Could you write out the records below exactly as they appear?

-- -- --

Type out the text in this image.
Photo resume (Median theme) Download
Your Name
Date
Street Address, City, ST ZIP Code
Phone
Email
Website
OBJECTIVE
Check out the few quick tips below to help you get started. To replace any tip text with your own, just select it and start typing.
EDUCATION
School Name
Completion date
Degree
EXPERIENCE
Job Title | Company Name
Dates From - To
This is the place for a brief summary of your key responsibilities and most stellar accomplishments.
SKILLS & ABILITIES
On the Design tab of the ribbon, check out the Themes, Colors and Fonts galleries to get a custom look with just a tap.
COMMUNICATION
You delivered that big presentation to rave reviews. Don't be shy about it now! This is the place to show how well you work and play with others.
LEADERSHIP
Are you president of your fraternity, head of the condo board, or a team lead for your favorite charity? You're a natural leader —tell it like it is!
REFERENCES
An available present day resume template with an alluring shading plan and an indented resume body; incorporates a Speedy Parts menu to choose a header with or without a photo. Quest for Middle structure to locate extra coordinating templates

-- -- --

Task output:
Type out the text in this image.
Photo resume (Median theme) Download
Your Name
Date
Street Address, City, ST ZIP Code
Phone
Email
Website
OBJECTIVE
Check out the few quick tips below to help you get started. To replace any tip text with your own, just select it and start typing.
EDUCATION
School Name
Completion date
Degree
EXPERIENCE
Job Title | Company Name
Dates From - To
This is the place for a brief summary of your key responsibilities and most stellar accomplishments.
SKILLS & ABILITIES
On the Design tab of the ribbon, check out the Themes, Colors and Fonts galleries to get a custom look with just a tap.
COMMUNICATION
You delivered that big presentation to rave reviews. Don't be shy about it now! This is the place to show how well you work and play with others.
LEADERSHIP
Are you president of your fraternity, head of the condo board, or a team lead for your favorite charity? You're a natural leader —tell it like it is!
REFERENCES
An available present day resume template with an alluring shading plan and an indented resume body; incorporates a Speedy Parts menu to choose a header with or without a photo. Quest for Middle structure to locate extra coordinating templates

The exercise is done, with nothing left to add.